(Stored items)
§ §

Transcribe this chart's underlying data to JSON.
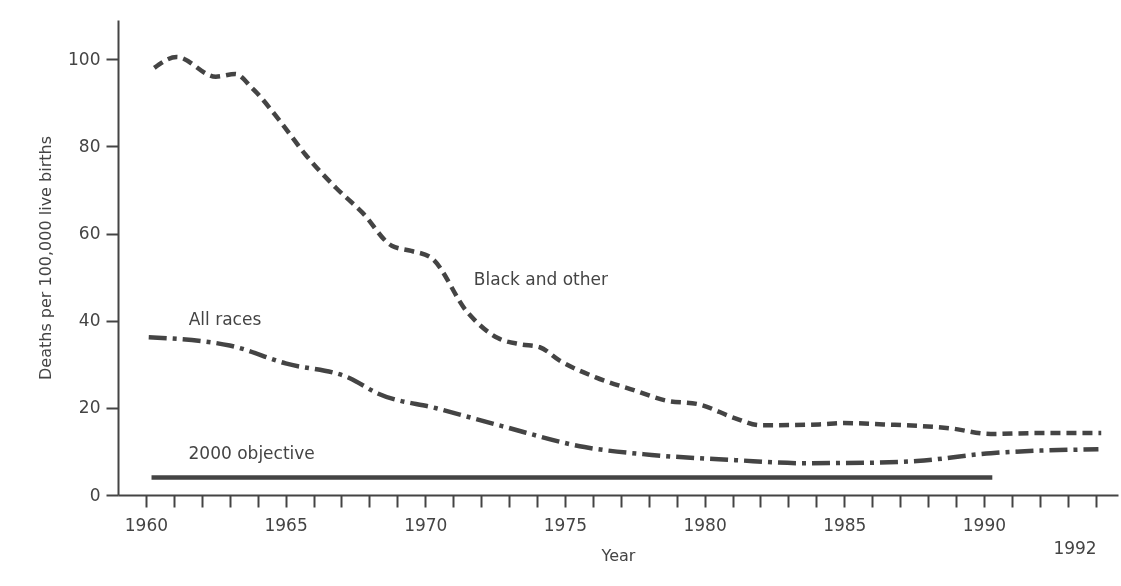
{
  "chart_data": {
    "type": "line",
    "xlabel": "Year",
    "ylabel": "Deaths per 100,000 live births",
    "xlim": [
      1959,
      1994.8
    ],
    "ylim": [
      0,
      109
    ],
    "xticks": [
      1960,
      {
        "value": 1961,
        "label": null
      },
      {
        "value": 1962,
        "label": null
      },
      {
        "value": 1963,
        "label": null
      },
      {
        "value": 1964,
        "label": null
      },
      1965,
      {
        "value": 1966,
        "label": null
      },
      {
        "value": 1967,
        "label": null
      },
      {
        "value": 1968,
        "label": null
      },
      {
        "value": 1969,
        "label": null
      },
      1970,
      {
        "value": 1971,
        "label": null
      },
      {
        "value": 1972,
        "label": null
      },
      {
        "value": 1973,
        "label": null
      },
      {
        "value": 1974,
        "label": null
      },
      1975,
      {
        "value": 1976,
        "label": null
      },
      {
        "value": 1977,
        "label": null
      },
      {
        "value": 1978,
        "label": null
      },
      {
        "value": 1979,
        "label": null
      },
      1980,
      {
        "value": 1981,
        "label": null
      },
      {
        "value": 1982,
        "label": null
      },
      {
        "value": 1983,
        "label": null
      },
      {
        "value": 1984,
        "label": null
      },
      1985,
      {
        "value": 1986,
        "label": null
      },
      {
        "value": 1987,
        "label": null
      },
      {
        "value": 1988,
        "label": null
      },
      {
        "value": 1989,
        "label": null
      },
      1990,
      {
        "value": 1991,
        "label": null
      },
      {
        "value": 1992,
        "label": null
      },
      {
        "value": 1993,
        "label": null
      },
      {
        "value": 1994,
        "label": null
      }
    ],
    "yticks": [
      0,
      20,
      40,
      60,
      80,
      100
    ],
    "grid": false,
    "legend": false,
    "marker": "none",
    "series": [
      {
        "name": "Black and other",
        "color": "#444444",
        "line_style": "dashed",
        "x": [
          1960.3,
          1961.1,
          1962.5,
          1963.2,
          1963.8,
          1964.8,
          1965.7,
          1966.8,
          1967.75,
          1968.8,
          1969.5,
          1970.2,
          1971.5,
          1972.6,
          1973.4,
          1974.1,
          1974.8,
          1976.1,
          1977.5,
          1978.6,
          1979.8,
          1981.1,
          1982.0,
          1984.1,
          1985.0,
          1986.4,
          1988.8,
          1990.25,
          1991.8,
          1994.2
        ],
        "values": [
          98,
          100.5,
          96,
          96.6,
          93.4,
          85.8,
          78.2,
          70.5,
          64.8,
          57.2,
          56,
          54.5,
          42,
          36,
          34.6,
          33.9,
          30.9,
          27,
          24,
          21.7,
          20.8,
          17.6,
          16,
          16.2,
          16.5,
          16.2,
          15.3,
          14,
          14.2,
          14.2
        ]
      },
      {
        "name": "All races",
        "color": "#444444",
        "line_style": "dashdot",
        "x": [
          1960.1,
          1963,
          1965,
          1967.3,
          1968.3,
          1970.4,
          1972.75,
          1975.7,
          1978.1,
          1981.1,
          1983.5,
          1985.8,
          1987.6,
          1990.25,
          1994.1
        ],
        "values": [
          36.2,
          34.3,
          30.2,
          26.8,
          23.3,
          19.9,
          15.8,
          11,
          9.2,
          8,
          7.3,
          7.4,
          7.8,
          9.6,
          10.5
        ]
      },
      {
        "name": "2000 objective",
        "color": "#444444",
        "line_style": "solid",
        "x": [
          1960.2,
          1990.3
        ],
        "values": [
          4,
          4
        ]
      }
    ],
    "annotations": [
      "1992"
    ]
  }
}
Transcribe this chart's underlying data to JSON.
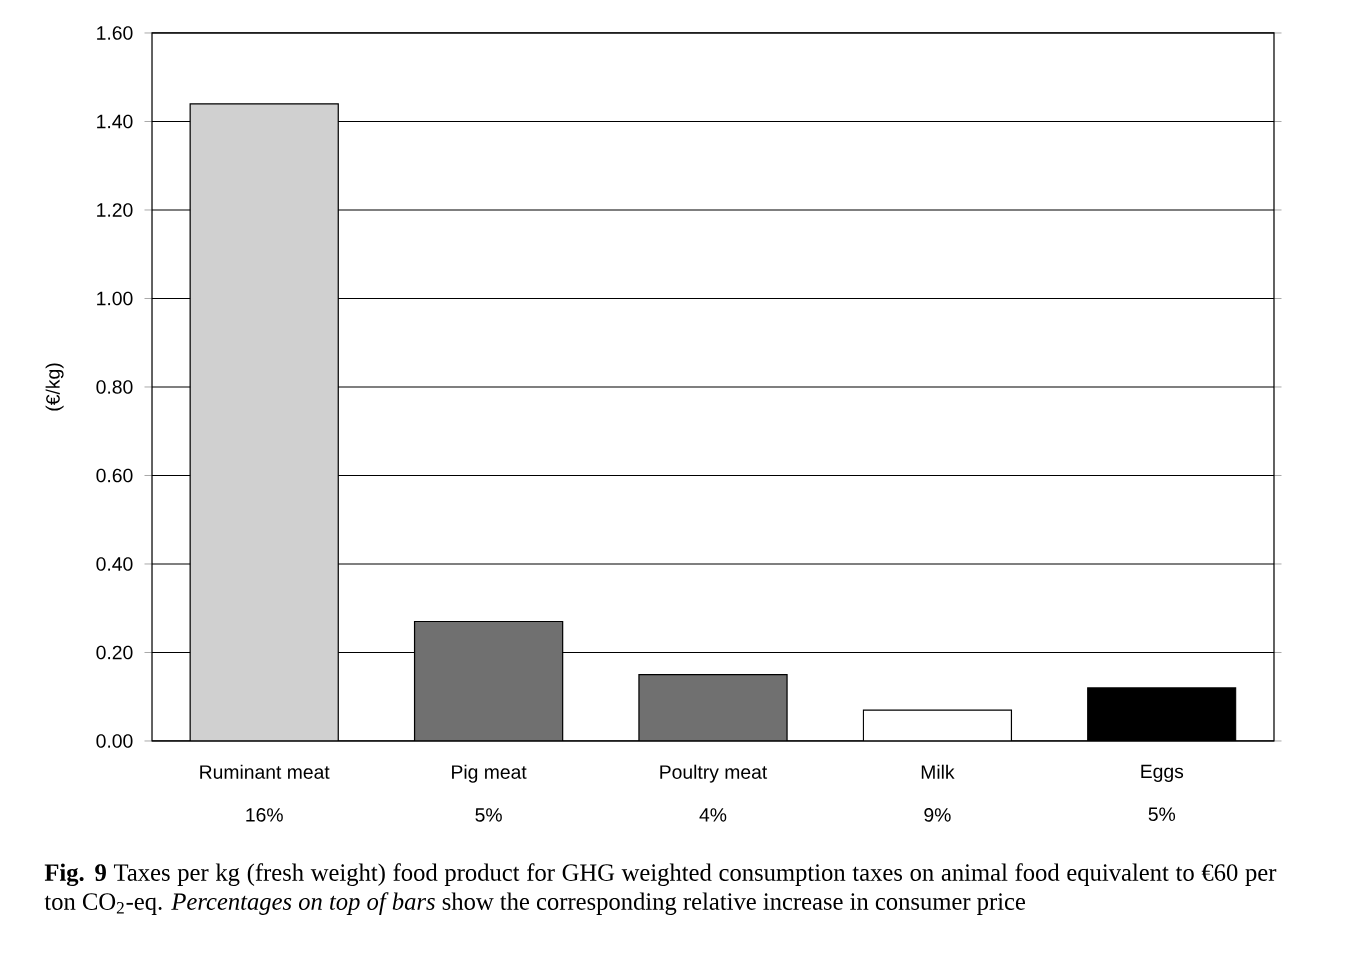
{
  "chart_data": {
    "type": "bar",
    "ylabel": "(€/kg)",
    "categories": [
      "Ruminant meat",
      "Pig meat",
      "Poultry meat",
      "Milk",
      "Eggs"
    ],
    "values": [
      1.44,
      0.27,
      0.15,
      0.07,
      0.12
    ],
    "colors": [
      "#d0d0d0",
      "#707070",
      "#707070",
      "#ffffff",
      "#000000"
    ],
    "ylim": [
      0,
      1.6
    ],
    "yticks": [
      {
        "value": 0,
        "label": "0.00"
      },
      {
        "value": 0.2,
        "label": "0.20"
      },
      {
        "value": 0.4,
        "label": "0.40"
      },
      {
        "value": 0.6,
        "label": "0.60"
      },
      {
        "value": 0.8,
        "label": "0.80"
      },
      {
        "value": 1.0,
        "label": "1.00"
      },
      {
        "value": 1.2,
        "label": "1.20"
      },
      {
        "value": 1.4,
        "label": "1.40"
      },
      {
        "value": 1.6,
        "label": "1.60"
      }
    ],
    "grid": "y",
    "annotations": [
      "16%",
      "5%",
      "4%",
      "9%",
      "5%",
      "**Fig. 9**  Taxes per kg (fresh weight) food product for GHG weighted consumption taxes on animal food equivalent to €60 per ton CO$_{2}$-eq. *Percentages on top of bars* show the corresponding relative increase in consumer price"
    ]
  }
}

§ §

Copy all the lines of data exactly as they appear, dropping any images.

Output:
Transcribe this chart's underlying data to JSON.
{
  "chart_data": {
    "type": "line",
    "xlabel": "Year",
    "ylabel": "Deaths per 100,000 live births",
    "xlim": [
      1959,
      1994.8
    ],
    "ylim": [
      0,
      109
    ],
    "xticks": [
      1960,
      {
        "value": 1961,
        "label": null
      },
      {
        "value": 1962,
        "label": null
      },
      {
        "value": 1963,
        "label": null
      },
      {
        "value": 1964,
        "label": null
      },
      1965,
      {
        "value": 1966,
        "label": null
      },
      {
        "value": 1967,
        "label": null
      },
      {
        "value": 1968,
        "label": null
      },
      {
        "value": 1969,
        "label": null
      },
      1970,
      {
        "value": 1971,
        "label": null
      },
      {
        "value": 1972,
        "label": null
      },
      {
        "value": 1973,
        "label": null
      },
      {
        "value": 1974,
        "label": null
      },
      1975,
      {
        "value": 1976,
        "label": null
      },
      {
        "value": 1977,
        "label": null
      },
      {
        "value": 1978,
        "label": null
      },
      {
        "value": 1979,
        "label": null
      },
      1980,
      {
        "value": 1981,
        "label": null
      },
      {
        "value": 1982,
        "label": null
      },
      {
        "value": 1983,
        "label": null
      },
      {
        "value": 1984,
        "label": null
      },
      1985,
      {
        "value": 1986,
        "label": null
      },
      {
        "value": 1987,
        "label": null
      },
      {
        "value": 1988,
        "label": null
      },
      {
        "value": 1989,
        "label": null
      },
      1990,
      {
        "value": 1991,
        "label": null
      },
      {
        "value": 1992,
        "label": null
      },
      {
        "value": 1993,
        "label": null
      },
      {
        "value": 1994,
        "label": null
      }
    ],
    "yticks": [
      0,
      20,
      40,
      60,
      80,
      100
    ],
    "grid": false,
    "legend": false,
    "marker": "none",
    "series": [
      {
        "name": "Black and other",
        "color": "#444444",
        "line_style": "dashed",
        "x": [
          1960.3,
          1961.1,
          1962.5,
          1963.2,
          1963.8,
          1964.8,
          1965.7,
          1966.8,
          1967.75,
          1968.8,
          1969.5,
          1970.2,
          1971.5,
          1972.6,
          1973.4,
          1974.1,
          1974.8,
          1976.1,
          1977.5,
          1978.6,
          1979.8,
          1981.1,
          1982.0,
          1984.1,
          1985.0,
          1986.4,
          1988.8,
          1990.25,
          1991.8,
          1994.2
        ],
        "values": [
          98,
          100.5,
          96,
          96.6,
          93.4,
          85.8,
          78.2,
          70.5,
          64.8,
          57.2,
          56,
          54.5,
          42,
          36,
          34.6,
          33.9,
          30.9,
          27,
          24,
          21.7,
          20.8,
          17.6,
          16,
          16.2,
          16.5,
          16.2,
          15.3,
          14,
          14.2,
          14.2
        ]
      },
      {
        "name": "All races",
        "color": "#444444",
        "line_style": "dashdot",
        "x": [
          1960.1,
          1963,
          1965,
          1967.3,
          1968.3,
          1970.4,
          1972.75,
          1975.7,
          1978.1,
          1981.1,
          1983.5,
          1985.8,
          1987.6,
          1990.25,
          1994.1
        ],
        "values": [
          36.2,
          34.3,
          30.2,
          26.8,
          23.3,
          19.9,
          15.8,
          11,
          9.2,
          8,
          7.3,
          7.4,
          7.8,
          9.6,
          10.5
        ]
      },
      {
        "name": "2000 objective",
        "color": "#444444",
        "line_style": "solid",
        "x": [
          1960.2,
          1990.3
        ],
        "values": [
          4,
          4
        ]
      }
    ],
    "annotations": [
      "1992"
    ]
  }
}
Transcribe this chart's underlying data to JSON.
{
  "chart_data": {
    "type": "bar",
    "ylabel": "(€/kg)",
    "categories": [
      "Ruminant meat",
      "Pig meat",
      "Poultry meat",
      "Milk",
      "Eggs"
    ],
    "values": [
      1.44,
      0.27,
      0.15,
      0.07,
      0.12
    ],
    "colors": [
      "#d0d0d0",
      "#707070",
      "#707070",
      "#ffffff",
      "#000000"
    ],
    "ylim": [
      0,
      1.6
    ],
    "yticks": [
      {
        "value": 0,
        "label": "0.00"
      },
      {
        "value": 0.2,
        "label": "0.20"
      },
      {
        "value": 0.4,
        "label": "0.40"
      },
      {
        "value": 0.6,
        "label": "0.60"
      },
      {
        "value": 0.8,
        "label": "0.80"
      },
      {
        "value": 1.0,
        "label": "1.00"
      },
      {
        "value": 1.2,
        "label": "1.20"
      },
      {
        "value": 1.4,
        "label": "1.40"
      },
      {
        "value": 1.6,
        "label": "1.60"
      }
    ],
    "grid": "y",
    "annotations": [
      "16%",
      "5%",
      "4%",
      "9%",
      "5%",
      "**Fig. 9**  Taxes per kg (fresh weight) food product for GHG weighted consumption taxes on animal food equivalent to €60 per ton CO$_{2}$-eq. *Percentages on top of bars* show the corresponding relative increase in consumer price"
    ]
  }
}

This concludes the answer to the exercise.